==== DATA TO EXAMINE

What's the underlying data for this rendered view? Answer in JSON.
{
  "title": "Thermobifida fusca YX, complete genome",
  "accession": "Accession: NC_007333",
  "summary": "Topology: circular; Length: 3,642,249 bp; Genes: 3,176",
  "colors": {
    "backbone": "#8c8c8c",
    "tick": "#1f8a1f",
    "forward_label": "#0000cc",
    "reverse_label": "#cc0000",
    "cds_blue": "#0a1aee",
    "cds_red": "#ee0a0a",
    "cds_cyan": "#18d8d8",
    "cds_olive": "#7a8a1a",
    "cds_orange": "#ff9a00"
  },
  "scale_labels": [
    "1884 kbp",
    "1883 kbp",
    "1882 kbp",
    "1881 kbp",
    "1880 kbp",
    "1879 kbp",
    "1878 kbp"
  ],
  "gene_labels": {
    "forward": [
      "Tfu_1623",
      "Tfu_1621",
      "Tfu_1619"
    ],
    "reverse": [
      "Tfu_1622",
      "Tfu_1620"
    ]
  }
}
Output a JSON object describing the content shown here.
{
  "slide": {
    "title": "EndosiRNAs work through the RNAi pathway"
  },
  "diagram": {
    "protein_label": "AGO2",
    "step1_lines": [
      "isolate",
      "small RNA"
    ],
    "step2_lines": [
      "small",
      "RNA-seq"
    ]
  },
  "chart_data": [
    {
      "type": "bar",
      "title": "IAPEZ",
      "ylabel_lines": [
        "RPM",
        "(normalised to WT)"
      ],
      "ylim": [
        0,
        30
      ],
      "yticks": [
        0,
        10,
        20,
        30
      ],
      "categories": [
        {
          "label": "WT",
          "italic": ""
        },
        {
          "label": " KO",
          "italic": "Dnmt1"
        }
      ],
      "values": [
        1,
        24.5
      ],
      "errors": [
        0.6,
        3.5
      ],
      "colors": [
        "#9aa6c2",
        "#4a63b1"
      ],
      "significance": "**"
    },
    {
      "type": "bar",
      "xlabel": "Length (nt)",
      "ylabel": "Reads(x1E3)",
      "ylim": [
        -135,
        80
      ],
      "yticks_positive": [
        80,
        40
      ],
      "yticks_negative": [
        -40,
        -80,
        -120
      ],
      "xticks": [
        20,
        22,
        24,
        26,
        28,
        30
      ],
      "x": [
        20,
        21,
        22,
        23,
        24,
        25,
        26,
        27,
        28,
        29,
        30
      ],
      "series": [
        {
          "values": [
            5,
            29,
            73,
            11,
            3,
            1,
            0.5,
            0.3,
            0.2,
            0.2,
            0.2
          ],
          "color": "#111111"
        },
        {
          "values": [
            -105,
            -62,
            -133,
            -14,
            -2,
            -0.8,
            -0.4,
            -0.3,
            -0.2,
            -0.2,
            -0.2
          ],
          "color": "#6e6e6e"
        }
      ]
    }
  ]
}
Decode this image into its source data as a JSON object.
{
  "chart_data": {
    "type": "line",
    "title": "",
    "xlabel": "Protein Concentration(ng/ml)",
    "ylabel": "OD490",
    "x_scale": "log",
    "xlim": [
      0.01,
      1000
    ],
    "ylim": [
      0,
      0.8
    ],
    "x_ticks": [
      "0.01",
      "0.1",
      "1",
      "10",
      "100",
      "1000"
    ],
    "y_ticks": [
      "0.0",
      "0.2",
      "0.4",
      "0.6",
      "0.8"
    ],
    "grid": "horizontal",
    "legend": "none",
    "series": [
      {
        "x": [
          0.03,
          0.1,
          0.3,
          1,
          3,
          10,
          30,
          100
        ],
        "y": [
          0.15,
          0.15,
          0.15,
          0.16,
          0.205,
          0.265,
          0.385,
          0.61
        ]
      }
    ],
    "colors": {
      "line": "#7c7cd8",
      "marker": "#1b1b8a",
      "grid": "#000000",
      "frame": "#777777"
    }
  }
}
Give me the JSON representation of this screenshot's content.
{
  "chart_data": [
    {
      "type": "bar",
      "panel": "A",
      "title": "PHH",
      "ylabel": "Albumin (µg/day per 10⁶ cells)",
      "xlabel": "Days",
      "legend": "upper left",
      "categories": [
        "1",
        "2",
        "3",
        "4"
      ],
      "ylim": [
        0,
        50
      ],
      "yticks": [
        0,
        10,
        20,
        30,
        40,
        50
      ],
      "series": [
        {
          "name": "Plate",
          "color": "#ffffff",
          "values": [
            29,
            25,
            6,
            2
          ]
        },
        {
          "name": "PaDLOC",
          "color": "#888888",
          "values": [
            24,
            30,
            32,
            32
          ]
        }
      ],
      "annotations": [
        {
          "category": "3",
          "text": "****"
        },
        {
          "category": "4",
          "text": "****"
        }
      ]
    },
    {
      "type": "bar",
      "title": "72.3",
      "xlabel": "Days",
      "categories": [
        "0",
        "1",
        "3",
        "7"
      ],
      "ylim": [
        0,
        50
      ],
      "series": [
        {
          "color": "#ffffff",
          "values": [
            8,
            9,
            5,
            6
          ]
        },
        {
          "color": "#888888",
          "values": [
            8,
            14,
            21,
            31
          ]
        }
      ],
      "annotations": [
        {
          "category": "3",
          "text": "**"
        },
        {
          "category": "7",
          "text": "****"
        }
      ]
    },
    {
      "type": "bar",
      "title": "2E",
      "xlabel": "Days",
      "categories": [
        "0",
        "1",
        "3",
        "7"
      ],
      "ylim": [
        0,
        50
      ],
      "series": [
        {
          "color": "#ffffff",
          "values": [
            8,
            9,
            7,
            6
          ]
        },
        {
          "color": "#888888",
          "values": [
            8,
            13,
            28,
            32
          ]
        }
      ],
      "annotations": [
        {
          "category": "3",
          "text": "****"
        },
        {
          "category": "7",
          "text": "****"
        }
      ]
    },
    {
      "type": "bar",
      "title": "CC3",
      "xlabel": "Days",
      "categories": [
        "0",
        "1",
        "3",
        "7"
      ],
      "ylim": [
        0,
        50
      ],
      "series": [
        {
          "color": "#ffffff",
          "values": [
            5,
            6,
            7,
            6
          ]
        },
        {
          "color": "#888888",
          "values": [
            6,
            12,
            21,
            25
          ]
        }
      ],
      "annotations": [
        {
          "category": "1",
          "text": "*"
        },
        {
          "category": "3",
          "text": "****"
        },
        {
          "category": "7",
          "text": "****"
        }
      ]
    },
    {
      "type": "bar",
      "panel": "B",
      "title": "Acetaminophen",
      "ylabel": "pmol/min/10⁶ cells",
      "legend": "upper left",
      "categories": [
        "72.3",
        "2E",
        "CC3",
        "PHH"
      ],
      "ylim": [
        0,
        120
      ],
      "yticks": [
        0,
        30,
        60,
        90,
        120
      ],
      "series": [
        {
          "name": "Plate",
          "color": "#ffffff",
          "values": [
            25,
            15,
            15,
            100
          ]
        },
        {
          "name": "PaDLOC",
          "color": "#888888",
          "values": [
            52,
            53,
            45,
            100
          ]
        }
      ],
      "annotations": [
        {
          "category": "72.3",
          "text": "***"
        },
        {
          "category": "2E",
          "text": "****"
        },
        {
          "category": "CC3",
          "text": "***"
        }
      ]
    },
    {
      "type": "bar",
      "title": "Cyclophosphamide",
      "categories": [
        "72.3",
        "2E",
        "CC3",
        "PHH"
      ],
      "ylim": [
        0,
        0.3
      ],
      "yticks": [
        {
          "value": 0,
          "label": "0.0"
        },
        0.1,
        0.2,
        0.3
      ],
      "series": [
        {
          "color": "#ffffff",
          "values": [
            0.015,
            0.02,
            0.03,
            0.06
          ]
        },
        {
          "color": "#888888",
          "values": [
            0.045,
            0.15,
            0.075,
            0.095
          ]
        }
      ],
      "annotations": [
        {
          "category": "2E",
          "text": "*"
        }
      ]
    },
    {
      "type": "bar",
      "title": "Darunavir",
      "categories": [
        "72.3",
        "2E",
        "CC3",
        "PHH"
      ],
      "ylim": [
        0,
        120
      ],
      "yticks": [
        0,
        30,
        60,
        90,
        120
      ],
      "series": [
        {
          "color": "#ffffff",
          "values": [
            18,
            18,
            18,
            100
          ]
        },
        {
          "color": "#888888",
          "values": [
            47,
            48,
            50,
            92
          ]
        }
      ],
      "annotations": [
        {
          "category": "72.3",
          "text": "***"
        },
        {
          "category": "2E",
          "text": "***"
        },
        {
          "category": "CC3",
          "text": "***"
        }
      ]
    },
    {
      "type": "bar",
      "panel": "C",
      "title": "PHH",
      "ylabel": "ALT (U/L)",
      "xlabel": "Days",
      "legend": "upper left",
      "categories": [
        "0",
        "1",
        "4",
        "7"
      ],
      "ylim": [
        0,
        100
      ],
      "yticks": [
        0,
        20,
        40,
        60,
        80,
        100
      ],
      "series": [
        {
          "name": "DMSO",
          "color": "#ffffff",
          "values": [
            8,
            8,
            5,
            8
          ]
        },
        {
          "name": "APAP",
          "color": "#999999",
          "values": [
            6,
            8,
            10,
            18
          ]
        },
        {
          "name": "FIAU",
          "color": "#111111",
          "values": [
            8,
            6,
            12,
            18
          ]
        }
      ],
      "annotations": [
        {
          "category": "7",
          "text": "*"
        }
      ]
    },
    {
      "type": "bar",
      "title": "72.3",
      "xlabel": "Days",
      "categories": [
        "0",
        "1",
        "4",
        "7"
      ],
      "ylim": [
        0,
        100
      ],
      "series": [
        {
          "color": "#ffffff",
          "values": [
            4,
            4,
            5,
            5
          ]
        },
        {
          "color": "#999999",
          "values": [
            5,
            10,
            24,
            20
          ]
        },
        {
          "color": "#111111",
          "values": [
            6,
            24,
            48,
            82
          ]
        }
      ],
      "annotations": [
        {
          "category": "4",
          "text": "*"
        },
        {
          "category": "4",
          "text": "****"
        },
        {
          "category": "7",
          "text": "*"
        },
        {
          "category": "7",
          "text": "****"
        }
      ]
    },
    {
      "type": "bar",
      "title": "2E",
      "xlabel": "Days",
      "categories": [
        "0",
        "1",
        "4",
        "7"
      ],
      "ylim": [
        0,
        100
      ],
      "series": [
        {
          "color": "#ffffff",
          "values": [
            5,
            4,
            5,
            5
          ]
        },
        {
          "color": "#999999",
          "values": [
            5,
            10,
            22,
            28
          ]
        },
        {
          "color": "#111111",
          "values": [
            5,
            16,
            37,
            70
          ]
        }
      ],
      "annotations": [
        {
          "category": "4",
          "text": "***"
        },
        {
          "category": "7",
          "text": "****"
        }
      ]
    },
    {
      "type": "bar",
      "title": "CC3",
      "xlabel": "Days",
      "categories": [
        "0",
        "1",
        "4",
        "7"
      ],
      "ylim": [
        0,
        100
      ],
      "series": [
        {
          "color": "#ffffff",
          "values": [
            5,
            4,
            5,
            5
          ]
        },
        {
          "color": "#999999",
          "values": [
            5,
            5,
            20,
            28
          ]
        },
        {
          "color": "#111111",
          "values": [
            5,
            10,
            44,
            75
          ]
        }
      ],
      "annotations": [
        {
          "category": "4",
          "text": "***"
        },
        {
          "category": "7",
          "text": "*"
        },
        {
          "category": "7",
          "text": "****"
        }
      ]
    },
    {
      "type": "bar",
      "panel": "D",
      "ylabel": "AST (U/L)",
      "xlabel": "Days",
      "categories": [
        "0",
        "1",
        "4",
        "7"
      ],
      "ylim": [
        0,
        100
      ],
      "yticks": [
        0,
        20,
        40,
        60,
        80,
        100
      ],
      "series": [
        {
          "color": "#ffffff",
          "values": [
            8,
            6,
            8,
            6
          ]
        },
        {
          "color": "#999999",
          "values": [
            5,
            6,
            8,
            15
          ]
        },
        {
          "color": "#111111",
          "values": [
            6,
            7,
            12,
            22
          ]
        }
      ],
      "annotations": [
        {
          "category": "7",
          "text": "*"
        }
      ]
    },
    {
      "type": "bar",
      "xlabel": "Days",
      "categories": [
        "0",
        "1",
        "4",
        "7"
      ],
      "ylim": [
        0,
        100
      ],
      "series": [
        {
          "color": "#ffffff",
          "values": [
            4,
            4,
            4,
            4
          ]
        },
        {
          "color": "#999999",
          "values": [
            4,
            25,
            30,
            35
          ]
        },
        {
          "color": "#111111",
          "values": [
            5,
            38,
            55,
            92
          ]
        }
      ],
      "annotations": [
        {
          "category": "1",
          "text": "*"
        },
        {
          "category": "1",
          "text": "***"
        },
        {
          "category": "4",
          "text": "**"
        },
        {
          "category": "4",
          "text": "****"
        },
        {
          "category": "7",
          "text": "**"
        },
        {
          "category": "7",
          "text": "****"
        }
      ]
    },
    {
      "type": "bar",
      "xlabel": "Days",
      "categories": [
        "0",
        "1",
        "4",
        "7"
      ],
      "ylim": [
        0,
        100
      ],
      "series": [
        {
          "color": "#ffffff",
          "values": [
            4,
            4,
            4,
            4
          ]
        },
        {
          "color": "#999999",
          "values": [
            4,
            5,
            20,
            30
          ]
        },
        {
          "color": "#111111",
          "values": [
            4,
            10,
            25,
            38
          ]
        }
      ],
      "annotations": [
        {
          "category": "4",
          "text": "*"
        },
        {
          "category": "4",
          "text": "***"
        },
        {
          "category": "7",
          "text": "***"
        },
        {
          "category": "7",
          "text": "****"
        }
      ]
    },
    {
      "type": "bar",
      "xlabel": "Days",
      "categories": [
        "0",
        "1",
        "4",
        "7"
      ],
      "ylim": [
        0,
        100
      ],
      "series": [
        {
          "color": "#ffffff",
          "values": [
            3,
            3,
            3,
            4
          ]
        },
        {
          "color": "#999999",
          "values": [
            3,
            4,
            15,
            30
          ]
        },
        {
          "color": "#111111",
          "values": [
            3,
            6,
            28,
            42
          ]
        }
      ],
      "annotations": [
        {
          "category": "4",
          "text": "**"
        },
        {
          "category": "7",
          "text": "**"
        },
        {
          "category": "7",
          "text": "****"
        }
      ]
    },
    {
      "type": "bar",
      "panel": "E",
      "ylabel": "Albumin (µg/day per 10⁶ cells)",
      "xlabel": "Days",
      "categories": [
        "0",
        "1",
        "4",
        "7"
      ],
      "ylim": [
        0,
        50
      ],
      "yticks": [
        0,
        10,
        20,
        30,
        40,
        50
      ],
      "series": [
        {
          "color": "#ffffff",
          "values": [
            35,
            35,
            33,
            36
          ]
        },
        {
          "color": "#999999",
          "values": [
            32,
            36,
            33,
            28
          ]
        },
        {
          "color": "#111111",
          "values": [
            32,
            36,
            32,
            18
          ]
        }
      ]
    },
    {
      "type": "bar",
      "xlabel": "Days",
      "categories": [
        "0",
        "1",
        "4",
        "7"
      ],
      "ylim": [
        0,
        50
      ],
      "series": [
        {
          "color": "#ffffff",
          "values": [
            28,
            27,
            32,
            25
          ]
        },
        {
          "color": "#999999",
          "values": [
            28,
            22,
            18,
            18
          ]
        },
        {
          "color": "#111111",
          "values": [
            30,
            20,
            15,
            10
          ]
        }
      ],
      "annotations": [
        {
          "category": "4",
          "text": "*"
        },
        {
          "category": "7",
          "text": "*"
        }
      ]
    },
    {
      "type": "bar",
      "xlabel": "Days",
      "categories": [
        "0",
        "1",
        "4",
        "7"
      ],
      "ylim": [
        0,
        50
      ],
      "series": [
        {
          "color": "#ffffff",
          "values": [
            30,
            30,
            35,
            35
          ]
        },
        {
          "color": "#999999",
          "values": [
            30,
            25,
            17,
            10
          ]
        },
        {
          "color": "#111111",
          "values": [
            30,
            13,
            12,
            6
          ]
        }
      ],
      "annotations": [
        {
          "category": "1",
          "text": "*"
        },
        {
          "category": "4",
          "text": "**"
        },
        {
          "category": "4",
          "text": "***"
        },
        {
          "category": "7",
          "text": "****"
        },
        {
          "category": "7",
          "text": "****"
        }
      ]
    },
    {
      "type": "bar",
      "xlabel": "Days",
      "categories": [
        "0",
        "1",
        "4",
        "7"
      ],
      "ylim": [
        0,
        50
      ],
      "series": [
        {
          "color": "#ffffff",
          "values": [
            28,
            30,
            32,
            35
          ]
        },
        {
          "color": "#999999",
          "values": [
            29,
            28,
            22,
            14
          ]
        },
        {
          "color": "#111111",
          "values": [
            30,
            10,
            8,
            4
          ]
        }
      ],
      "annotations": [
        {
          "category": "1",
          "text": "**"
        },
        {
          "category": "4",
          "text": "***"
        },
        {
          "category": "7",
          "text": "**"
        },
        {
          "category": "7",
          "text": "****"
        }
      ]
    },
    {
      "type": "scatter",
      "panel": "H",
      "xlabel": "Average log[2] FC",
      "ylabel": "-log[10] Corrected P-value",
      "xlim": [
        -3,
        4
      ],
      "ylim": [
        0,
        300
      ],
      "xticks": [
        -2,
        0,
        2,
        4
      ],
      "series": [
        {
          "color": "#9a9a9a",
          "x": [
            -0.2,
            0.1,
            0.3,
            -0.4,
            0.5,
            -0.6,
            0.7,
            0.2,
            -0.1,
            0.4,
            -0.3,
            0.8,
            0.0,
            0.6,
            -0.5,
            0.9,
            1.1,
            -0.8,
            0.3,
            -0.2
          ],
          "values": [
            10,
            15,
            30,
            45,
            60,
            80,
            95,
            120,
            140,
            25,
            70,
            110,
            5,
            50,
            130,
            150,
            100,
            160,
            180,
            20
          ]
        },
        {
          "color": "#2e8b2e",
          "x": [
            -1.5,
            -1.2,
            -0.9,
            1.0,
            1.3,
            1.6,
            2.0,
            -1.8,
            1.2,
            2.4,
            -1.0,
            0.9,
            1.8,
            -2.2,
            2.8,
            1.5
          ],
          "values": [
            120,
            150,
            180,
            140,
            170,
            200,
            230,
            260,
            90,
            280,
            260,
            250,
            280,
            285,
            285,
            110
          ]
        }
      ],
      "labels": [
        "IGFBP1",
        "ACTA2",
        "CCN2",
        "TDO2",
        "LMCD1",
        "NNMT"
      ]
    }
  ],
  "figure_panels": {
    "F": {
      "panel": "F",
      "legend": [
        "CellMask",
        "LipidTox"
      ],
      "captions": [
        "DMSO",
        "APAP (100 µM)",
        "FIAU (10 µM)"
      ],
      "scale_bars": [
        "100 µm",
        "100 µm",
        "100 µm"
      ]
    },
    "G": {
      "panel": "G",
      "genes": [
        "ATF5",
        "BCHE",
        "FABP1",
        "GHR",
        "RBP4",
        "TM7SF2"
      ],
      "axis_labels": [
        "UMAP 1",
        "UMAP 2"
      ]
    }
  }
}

========

* EXERCISE OBJECTIVE
The total of lines in the data that contain "Length" is all you should give.

* ANSWER AREA
2